Stored records:
==*==
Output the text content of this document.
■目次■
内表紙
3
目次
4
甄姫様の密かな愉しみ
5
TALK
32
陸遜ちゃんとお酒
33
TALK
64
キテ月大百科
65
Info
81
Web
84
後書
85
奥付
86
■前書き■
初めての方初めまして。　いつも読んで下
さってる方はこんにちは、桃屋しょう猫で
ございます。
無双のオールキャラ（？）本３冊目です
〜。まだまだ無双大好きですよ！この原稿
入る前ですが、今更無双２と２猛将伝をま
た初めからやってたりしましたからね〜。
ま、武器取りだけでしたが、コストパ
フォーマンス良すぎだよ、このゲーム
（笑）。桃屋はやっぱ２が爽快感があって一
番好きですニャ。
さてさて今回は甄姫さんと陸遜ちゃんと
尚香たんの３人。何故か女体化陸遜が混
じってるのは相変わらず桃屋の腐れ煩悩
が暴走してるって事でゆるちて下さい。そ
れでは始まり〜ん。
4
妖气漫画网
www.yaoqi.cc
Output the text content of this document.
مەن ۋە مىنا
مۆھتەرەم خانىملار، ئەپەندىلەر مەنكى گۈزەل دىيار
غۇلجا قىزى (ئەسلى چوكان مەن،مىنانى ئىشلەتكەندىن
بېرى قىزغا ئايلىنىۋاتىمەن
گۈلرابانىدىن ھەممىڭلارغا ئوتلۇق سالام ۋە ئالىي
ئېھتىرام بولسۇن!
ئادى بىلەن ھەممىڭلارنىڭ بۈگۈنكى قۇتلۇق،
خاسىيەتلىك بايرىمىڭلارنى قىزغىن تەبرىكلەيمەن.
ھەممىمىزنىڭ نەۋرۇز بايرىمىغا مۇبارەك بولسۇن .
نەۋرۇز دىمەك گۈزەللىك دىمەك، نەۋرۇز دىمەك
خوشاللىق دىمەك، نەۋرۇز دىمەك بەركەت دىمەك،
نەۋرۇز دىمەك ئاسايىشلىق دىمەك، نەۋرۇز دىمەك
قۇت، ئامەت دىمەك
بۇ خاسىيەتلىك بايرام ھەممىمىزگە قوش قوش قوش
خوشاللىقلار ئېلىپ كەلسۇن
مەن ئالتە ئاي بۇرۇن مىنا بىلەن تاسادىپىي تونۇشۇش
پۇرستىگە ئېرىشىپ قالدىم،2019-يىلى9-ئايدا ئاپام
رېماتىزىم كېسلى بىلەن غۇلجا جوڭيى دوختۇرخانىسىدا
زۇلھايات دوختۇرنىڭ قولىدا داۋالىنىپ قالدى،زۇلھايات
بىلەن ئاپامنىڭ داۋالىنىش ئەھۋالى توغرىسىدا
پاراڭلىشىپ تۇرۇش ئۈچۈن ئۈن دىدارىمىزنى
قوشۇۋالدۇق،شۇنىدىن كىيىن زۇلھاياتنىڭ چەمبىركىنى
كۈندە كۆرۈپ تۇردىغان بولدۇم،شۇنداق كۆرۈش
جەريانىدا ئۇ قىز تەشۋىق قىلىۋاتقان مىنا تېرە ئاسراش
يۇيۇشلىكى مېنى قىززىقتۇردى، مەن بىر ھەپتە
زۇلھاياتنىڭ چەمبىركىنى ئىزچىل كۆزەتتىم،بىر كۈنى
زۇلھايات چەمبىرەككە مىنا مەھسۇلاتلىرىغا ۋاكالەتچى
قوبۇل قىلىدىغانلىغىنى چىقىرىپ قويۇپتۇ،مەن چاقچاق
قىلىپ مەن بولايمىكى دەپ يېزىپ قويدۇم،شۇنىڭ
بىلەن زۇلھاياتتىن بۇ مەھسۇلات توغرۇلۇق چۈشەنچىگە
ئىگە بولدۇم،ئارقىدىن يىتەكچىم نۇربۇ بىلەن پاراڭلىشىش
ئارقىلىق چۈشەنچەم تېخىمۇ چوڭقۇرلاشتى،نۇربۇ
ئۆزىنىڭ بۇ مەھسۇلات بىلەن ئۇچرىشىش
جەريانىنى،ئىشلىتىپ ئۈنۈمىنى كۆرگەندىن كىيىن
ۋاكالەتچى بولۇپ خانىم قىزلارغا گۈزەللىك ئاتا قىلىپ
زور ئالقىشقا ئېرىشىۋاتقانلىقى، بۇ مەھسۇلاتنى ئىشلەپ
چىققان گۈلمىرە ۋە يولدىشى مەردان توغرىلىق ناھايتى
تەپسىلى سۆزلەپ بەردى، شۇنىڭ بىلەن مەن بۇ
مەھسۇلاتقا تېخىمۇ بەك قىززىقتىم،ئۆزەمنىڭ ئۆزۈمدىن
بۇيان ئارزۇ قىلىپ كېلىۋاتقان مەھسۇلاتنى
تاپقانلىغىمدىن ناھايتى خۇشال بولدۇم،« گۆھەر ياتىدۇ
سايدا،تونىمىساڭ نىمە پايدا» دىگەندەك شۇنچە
==*==
** What is asked **
Extract all the material, leaving every line as it is.

** Reply **
Output the text content of this document.
■目次■
内表紙
3
目次
4
甄姫様の密かな愉しみ
5
TALK
32
陸遜ちゃんとお酒
33
TALK
64
キテ月大百科
65
Info
81
Web
84
後書
85
奥付
86
■前書き■
初めての方初めまして。　いつも読んで下
さってる方はこんにちは、桃屋しょう猫で
ございます。
無双のオールキャラ（？）本３冊目です
〜。まだまだ無双大好きですよ！この原稿
入る前ですが、今更無双２と２猛将伝をま
た初めからやってたりしましたからね〜。
ま、武器取りだけでしたが、コストパ
フォーマンス良すぎだよ、このゲーム
（笑）。桃屋はやっぱ２が爽快感があって一
番好きですニャ。
さてさて今回は甄姫さんと陸遜ちゃんと
尚香たんの３人。何故か女体化陸遜が混
じってるのは相変わらず桃屋の腐れ煩悩
が暴走してるって事でゆるちて下さい。そ
れでは始まり〜ん。
4
妖气漫画网
www.yaoqi.cc
Output the text content of this document.
مەن ۋە مىنا
مۆھتەرەم خانىملار، ئەپەندىلەر مەنكى گۈزەل دىيار
غۇلجا قىزى (ئەسلى چوكان مەن،مىنانى ئىشلەتكەندىن
بېرى قىزغا ئايلىنىۋاتىمەن
گۈلرابانىدىن ھەممىڭلارغا ئوتلۇق سالام ۋە ئالىي
ئېھتىرام بولسۇن!
ئادى بىلەن ھەممىڭلارنىڭ بۈگۈنكى قۇتلۇق،
خاسىيەتلىك بايرىمىڭلارنى قىزغىن تەبرىكلەيمەن.
ھەممىمىزنىڭ نەۋرۇز بايرىمىغا مۇبارەك بولسۇن .
نەۋرۇز دىمەك گۈزەللىك دىمەك، نەۋرۇز دىمەك
خوشاللىق دىمەك، نەۋرۇز دىمەك بەركەت دىمەك،
نەۋرۇز دىمەك ئاسايىشلىق دىمەك، نەۋرۇز دىمەك
قۇت، ئامەت دىمەك
بۇ خاسىيەتلىك بايرام ھەممىمىزگە قوش قوش قوش
خوشاللىقلار ئېلىپ كەلسۇن
مەن ئالتە ئاي بۇرۇن مىنا بىلەن تاسادىپىي تونۇشۇش
پۇرستىگە ئېرىشىپ قالدىم،2019-يىلى9-ئايدا ئاپام
رېماتىزىم كېسلى بىلەن غۇلجا جوڭيى دوختۇرخانىسىدا
زۇلھايات دوختۇرنىڭ قولىدا داۋالىنىپ قالدى،زۇلھايات
بىلەن ئاپامنىڭ داۋالىنىش ئەھۋالى توغرىسىدا
پاراڭلىشىپ تۇرۇش ئۈچۈن ئۈن دىدارىمىزنى
قوشۇۋالدۇق،شۇنىدىن كىيىن زۇلھاياتنىڭ چەمبىركىنى
كۈندە كۆرۈپ تۇردىغان بولدۇم،شۇنداق كۆرۈش
جەريانىدا ئۇ قىز تەشۋىق قىلىۋاتقان مىنا تېرە ئاسراش
يۇيۇشلىكى مېنى قىززىقتۇردى، مەن بىر ھەپتە
زۇلھاياتنىڭ چەمبىركىنى ئىزچىل كۆزەتتىم،بىر كۈنى
زۇلھايات چەمبىرەككە مىنا مەھسۇلاتلىرىغا ۋاكالەتچى
قوبۇل قىلىدىغانلىغىنى چىقىرىپ قويۇپتۇ،مەن چاقچاق
قىلىپ مەن بولايمىكى دەپ يېزىپ قويدۇم،شۇنىڭ
بىلەن زۇلھاياتتىن بۇ مەھسۇلات توغرۇلۇق چۈشەنچىگە
ئىگە بولدۇم،ئارقىدىن يىتەكچىم نۇربۇ بىلەن پاراڭلىشىش
ئارقىلىق چۈشەنچەم تېخىمۇ چوڭقۇرلاشتى،نۇربۇ
ئۆزىنىڭ بۇ مەھسۇلات بىلەن ئۇچرىشىش
جەريانىنى،ئىشلىتىپ ئۈنۈمىنى كۆرگەندىن كىيىن
ۋاكالەتچى بولۇپ خانىم قىزلارغا گۈزەللىك ئاتا قىلىپ
زور ئالقىشقا ئېرىشىۋاتقانلىقى، بۇ مەھسۇلاتنى ئىشلەپ
چىققان گۈلمىرە ۋە يولدىشى مەردان توغرىلىق ناھايتى
تەپسىلى سۆزلەپ بەردى، شۇنىڭ بىلەن مەن بۇ
مەھسۇلاتقا تېخىمۇ بەك قىززىقتىم،ئۆزەمنىڭ ئۆزۈمدىن
بۇيان ئارزۇ قىلىپ كېلىۋاتقان مەھسۇلاتنى
تاپقانلىغىمدىن ناھايتى خۇشال بولدۇم،« گۆھەر ياتىدۇ
سايدا،تونىمىساڭ نىمە پايدا» دىگەندەك شۇنچە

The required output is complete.